▸ **PROVIDED DATA**
★ ★ ★
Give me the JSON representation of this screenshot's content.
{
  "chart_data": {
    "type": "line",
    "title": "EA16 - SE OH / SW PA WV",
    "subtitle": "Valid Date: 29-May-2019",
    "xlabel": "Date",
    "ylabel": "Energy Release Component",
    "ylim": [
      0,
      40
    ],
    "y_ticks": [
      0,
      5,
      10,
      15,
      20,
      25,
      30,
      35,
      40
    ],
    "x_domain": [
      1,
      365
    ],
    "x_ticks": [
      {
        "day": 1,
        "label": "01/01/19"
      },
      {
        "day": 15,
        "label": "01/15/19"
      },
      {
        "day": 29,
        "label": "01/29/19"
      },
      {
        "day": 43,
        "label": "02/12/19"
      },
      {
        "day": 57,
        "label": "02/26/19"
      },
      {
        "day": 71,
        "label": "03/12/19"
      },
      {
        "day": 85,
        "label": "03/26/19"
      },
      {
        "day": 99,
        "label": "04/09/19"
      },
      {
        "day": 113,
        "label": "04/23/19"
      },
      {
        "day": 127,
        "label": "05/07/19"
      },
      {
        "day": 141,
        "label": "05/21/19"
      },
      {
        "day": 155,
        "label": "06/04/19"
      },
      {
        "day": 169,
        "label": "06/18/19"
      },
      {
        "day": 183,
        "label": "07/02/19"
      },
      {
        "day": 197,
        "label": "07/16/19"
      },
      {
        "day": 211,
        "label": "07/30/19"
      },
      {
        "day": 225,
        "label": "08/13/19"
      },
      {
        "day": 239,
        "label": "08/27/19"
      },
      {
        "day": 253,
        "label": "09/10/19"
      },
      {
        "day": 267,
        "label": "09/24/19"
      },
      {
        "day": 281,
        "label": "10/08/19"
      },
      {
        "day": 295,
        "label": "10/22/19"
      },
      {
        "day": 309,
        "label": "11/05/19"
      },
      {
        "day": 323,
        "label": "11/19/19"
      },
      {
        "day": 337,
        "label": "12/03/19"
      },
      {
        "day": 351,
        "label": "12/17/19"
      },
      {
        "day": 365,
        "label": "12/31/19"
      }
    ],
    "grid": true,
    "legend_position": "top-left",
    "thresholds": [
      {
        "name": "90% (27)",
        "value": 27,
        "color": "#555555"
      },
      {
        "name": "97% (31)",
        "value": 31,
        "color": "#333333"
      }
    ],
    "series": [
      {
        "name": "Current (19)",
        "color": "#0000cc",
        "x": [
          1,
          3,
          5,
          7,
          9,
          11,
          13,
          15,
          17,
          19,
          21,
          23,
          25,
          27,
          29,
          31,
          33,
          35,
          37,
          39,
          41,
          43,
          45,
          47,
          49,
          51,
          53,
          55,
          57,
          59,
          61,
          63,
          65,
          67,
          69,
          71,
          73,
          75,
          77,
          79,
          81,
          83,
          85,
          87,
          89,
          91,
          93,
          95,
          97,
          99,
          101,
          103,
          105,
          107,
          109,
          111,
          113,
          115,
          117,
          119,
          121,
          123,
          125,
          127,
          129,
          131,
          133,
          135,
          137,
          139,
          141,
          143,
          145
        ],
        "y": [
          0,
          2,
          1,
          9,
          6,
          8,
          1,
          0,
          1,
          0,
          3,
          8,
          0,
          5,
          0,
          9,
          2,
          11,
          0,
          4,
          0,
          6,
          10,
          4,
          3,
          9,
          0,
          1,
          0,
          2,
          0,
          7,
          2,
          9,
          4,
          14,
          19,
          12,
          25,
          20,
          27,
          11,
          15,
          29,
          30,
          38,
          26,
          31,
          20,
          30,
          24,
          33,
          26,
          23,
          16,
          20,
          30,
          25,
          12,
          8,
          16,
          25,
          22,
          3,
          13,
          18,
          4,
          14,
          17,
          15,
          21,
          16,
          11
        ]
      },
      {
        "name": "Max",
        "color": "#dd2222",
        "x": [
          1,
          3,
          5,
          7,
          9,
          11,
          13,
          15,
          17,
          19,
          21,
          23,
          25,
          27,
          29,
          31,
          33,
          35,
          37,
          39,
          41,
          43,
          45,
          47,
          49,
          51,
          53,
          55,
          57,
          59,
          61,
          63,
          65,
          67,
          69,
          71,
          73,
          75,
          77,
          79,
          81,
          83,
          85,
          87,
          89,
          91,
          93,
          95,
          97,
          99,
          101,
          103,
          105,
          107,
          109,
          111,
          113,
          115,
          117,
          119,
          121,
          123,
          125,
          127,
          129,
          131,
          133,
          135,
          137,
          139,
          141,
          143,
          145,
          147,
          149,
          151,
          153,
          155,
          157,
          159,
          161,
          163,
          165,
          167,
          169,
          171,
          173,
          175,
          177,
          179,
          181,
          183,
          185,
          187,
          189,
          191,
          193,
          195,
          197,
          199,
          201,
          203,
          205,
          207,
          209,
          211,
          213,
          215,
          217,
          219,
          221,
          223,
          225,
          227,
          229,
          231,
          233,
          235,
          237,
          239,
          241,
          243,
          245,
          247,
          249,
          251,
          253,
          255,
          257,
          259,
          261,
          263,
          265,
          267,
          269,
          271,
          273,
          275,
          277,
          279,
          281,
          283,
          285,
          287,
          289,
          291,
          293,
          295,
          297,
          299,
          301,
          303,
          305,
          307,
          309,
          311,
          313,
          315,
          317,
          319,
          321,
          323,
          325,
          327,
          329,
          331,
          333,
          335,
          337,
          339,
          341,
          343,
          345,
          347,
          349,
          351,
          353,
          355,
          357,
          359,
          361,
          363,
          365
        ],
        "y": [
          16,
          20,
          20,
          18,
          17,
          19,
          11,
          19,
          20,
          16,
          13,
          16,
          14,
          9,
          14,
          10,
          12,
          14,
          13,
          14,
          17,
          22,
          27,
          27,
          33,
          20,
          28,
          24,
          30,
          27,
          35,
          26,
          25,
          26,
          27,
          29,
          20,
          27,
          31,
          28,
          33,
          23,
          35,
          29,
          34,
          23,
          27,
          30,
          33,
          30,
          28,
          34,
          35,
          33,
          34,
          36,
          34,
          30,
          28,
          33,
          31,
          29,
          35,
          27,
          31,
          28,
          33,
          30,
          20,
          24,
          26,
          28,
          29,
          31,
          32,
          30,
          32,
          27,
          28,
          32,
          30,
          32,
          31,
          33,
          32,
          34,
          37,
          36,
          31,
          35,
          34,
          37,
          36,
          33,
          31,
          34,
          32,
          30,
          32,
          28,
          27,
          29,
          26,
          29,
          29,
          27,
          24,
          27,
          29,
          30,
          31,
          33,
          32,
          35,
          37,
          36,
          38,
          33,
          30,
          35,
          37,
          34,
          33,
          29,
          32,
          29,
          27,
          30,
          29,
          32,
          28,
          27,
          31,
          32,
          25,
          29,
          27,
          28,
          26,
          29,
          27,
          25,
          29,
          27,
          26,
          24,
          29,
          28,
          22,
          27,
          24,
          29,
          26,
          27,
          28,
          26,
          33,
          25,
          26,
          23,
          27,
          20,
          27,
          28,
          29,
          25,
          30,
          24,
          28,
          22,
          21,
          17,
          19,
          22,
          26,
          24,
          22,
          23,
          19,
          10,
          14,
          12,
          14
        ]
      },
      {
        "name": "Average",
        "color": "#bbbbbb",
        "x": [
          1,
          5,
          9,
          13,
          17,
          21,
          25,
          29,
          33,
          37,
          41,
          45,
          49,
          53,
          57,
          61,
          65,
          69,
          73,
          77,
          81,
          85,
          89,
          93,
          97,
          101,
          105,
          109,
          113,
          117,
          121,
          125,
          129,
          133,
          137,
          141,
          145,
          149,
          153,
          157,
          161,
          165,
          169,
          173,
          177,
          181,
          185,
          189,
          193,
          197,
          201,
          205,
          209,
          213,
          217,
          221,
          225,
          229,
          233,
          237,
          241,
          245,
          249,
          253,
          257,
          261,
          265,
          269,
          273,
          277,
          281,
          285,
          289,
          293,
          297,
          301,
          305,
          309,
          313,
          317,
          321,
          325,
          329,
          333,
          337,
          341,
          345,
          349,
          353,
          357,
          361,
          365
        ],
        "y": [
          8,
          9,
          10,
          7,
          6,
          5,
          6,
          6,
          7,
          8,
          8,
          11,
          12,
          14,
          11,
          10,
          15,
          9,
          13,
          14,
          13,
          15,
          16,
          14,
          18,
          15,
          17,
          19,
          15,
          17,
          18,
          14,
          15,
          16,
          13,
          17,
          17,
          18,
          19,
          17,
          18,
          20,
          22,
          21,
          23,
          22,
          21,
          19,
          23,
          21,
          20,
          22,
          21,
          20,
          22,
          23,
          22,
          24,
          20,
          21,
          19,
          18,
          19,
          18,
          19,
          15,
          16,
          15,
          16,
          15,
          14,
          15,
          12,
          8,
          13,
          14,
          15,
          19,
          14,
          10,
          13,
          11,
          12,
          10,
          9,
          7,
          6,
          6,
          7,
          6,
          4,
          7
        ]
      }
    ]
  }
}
★ ★ ★
▸ **EXERCISE AIM**
Go through the material above and copy each line that has the word "name".

▸ **EXERCISE ANSWER**
        "name": "90% (27)",
        "name": "97% (31)",
        "name": "Current (19)",
        "name": "Max",
        "name": "Average",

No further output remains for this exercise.